Restate the whole listing word for word. Pictures are left out.
•••••
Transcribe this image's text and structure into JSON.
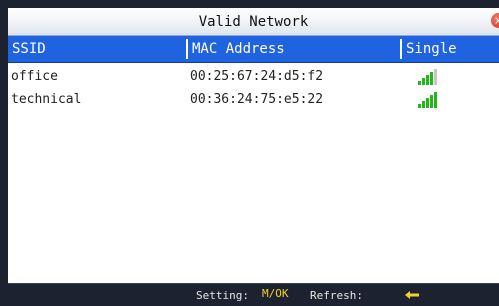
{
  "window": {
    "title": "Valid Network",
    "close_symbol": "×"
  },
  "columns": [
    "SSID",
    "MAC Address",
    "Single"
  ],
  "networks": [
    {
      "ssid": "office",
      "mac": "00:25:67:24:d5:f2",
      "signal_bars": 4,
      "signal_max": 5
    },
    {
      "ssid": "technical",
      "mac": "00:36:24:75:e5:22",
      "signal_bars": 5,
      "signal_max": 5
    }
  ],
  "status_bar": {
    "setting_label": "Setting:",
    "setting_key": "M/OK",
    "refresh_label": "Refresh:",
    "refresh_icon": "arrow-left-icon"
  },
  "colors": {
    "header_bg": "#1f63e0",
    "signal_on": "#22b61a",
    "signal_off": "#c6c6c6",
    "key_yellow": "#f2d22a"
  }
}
•••••
Solved problem:
Transcribe this image's text and structure into JSON.
{
  "window": {
    "title": "Valid Network",
    "close_symbol": "×"
  },
  "columns": [
    "SSID",
    "MAC Address",
    "Single"
  ],
  "networks": [
    {
      "ssid": "office",
      "mac": "00:25:67:24:d5:f2",
      "signal_bars": 4,
      "signal_max": 5
    },
    {
      "ssid": "technical",
      "mac": "00:36:24:75:e5:22",
      "signal_bars": 5,
      "signal_max": 5
    }
  ],
  "status_bar": {
    "setting_label": "Setting:",
    "setting_key": "M/OK",
    "refresh_label": "Refresh:",
    "refresh_icon": "arrow-left-icon"
  },
  "colors": {
    "header_bg": "#1f63e0",
    "signal_on": "#22b61a",
    "signal_off": "#c6c6c6",
    "key_yellow": "#f2d22a"
  }
}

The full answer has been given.